== Brief ==
Every entry that follows should be reproduced exactly.

[Some records]
— start —
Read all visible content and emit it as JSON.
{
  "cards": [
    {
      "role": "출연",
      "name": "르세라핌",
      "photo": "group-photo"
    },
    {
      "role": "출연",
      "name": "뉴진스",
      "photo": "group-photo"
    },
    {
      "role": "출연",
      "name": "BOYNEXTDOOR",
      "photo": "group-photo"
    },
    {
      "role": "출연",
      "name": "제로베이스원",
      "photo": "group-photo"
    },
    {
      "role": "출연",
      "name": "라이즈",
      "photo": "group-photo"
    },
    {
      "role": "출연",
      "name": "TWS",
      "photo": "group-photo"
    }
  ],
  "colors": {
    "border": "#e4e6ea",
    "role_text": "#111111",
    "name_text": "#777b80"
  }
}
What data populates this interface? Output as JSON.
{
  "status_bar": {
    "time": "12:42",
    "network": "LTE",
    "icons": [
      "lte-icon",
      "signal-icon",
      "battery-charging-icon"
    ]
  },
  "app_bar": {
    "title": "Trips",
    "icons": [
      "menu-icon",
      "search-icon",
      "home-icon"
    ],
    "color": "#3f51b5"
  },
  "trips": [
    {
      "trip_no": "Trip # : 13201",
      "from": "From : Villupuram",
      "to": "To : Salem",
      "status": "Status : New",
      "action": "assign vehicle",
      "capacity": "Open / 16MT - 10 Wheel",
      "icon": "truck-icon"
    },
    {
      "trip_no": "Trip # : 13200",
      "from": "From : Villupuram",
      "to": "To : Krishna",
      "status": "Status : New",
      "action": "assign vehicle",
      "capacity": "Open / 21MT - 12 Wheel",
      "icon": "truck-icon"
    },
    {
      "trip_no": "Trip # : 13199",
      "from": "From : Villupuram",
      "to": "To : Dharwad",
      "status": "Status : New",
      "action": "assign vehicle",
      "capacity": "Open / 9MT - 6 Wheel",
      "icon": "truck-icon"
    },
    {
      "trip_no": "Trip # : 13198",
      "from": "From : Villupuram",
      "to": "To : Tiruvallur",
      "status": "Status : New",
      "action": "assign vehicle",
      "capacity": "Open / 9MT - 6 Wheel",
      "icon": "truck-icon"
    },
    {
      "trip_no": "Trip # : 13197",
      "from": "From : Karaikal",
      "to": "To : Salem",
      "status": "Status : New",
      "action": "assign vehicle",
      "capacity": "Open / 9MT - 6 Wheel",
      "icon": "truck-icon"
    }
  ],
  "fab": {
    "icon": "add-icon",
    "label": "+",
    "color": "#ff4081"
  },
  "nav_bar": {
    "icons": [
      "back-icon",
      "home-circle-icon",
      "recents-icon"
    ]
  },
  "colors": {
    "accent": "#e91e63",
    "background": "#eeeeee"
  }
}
— end —
== Solution below ==
Read all visible content and emit it as JSON.
{
  "cards": [
    {
      "role": "출연",
      "name": "르세라핌",
      "photo": "group-photo"
    },
    {
      "role": "출연",
      "name": "뉴진스",
      "photo": "group-photo"
    },
    {
      "role": "출연",
      "name": "BOYNEXTDOOR",
      "photo": "group-photo"
    },
    {
      "role": "출연",
      "name": "제로베이스원",
      "photo": "group-photo"
    },
    {
      "role": "출연",
      "name": "라이즈",
      "photo": "group-photo"
    },
    {
      "role": "출연",
      "name": "TWS",
      "photo": "group-photo"
    }
  ],
  "colors": {
    "border": "#e4e6ea",
    "role_text": "#111111",
    "name_text": "#777b80"
  }
}
What data populates this interface? Output as JSON.
{
  "status_bar": {
    "time": "12:42",
    "network": "LTE",
    "icons": [
      "lte-icon",
      "signal-icon",
      "battery-charging-icon"
    ]
  },
  "app_bar": {
    "title": "Trips",
    "icons": [
      "menu-icon",
      "search-icon",
      "home-icon"
    ],
    "color": "#3f51b5"
  },
  "trips": [
    {
      "trip_no": "Trip # : 13201",
      "from": "From : Villupuram",
      "to": "To : Salem",
      "status": "Status : New",
      "action": "assign vehicle",
      "capacity": "Open / 16MT - 10 Wheel",
      "icon": "truck-icon"
    },
    {
      "trip_no": "Trip # : 13200",
      "from": "From : Villupuram",
      "to": "To : Krishna",
      "status": "Status : New",
      "action": "assign vehicle",
      "capacity": "Open / 21MT - 12 Wheel",
      "icon": "truck-icon"
    },
    {
      "trip_no": "Trip # : 13199",
      "from": "From : Villupuram",
      "to": "To : Dharwad",
      "status": "Status : New",
      "action": "assign vehicle",
      "capacity": "Open / 9MT - 6 Wheel",
      "icon": "truck-icon"
    },
    {
      "trip_no": "Trip # : 13198",
      "from": "From : Villupuram",
      "to": "To : Tiruvallur",
      "status": "Status : New",
      "action": "assign vehicle",
      "capacity": "Open / 9MT - 6 Wheel",
      "icon": "truck-icon"
    },
    {
      "trip_no": "Trip # : 13197",
      "from": "From : Karaikal",
      "to": "To : Salem",
      "status": "Status : New",
      "action": "assign vehicle",
      "capacity": "Open / 9MT - 6 Wheel",
      "icon": "truck-icon"
    }
  ],
  "fab": {
    "icon": "add-icon",
    "label": "+",
    "color": "#ff4081"
  },
  "nav_bar": {
    "icons": [
      "back-icon",
      "home-circle-icon",
      "recents-icon"
    ]
  },
  "colors": {
    "accent": "#e91e63",
    "background": "#eeeeee"
  }
}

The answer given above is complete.